* _What to work on_: Examine each line of the data. Copy those that contain the string "CHÂU".
-*-
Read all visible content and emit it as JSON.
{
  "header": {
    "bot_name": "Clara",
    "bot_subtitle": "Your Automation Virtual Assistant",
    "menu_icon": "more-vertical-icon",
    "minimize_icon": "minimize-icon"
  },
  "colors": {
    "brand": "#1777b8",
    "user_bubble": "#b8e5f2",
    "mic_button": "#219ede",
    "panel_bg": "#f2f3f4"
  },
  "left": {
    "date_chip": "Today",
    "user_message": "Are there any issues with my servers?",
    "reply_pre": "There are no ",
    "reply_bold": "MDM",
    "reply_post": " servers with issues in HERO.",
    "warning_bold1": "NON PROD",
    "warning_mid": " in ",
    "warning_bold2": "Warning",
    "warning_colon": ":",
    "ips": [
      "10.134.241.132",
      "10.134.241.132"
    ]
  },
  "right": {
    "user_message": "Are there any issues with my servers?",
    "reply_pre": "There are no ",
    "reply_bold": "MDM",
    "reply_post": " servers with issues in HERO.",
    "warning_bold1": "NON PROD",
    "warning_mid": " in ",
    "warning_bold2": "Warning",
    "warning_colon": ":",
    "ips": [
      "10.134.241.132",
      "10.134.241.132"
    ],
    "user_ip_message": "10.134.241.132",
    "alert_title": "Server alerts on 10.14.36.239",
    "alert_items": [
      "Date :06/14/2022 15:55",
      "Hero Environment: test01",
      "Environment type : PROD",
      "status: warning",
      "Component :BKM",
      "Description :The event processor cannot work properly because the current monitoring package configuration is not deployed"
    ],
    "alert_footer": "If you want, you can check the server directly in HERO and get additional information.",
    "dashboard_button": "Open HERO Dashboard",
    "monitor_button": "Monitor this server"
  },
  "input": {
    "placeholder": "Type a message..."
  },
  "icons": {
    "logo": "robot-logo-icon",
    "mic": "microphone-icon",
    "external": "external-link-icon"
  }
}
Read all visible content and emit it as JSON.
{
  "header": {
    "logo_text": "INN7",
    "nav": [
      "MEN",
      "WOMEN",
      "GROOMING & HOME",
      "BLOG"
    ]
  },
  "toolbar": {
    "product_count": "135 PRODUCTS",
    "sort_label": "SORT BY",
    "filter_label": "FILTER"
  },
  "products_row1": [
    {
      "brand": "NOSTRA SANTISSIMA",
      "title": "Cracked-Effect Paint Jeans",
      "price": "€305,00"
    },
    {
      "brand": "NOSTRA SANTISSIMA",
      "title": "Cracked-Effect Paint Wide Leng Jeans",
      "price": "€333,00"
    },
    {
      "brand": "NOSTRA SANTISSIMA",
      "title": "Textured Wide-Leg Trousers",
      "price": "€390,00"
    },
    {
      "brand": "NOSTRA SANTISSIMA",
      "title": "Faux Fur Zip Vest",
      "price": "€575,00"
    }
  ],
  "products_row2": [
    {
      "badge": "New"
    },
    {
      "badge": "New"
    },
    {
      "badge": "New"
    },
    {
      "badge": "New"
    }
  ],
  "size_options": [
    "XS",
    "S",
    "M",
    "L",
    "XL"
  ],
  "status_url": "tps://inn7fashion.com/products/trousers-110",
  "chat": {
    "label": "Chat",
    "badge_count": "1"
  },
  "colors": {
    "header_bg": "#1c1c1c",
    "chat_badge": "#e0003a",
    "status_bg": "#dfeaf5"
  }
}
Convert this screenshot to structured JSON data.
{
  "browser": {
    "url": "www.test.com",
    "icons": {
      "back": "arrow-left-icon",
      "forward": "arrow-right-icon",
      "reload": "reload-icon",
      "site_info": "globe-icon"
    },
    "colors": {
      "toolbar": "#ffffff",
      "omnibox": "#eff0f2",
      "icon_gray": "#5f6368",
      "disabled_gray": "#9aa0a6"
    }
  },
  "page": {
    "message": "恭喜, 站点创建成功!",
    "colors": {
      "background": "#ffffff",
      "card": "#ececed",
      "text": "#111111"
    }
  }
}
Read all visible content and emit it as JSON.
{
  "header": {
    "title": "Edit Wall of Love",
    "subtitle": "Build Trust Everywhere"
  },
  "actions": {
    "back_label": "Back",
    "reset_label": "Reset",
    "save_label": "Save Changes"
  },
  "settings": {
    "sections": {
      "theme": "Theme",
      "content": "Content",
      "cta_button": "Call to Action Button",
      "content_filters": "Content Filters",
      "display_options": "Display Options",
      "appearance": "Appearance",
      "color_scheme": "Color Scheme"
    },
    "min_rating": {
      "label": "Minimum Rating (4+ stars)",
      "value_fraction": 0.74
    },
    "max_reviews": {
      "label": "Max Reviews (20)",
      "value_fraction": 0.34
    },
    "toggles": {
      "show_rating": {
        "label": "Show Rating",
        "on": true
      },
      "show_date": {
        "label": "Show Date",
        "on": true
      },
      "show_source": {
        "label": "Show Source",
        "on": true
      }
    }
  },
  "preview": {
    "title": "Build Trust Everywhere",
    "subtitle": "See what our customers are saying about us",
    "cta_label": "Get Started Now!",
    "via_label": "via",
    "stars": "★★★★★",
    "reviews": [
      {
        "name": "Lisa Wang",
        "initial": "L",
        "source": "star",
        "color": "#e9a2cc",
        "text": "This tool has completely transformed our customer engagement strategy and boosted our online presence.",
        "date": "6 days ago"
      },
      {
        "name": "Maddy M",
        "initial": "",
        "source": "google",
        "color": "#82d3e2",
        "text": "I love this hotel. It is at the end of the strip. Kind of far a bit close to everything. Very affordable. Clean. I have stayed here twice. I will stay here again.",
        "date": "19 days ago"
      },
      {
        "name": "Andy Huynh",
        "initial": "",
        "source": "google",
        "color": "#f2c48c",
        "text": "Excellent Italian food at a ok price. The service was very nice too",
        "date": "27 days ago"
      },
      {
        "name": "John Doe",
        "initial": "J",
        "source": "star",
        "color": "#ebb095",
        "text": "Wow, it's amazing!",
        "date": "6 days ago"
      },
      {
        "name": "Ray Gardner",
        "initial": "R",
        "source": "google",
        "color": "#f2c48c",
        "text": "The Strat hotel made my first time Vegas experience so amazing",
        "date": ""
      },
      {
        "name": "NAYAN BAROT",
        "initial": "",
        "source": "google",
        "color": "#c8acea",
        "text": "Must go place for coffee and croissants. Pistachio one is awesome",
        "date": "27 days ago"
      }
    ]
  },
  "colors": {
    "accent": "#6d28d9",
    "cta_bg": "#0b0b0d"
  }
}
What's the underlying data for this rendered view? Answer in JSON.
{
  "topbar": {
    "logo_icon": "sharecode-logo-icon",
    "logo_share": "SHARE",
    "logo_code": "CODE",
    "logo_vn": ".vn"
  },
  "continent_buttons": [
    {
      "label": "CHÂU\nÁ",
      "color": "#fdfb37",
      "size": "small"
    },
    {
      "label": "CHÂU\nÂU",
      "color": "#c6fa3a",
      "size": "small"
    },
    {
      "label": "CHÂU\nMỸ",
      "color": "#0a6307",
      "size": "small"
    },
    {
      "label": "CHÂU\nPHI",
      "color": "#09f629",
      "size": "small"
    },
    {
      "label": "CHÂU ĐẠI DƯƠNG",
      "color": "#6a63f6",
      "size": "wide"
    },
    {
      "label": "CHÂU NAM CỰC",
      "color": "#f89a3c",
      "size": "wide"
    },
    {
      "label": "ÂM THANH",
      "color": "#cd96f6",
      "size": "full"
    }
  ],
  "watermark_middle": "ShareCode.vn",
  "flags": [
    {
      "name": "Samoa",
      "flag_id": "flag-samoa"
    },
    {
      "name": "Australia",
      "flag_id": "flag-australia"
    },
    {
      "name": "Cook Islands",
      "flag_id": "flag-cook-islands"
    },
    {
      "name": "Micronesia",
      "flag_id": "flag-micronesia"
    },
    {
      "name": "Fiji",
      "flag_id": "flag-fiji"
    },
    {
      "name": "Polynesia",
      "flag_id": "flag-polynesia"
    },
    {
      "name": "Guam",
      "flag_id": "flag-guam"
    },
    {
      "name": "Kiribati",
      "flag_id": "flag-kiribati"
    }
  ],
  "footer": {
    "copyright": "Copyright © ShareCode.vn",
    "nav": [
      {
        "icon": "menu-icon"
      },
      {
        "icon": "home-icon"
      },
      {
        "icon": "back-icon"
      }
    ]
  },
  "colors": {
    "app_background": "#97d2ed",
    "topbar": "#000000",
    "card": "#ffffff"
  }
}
-*-
* _Response to this exercise_:
      "label": "CHÂU\nÁ",
      "label": "CHÂU\nÂU",
      "label": "CHÂU\nMỸ",
      "label": "CHÂU\nPHI",
      "label": "CHÂU ĐẠI DƯƠNG",
      "label": "CHÂU NAM CỰC",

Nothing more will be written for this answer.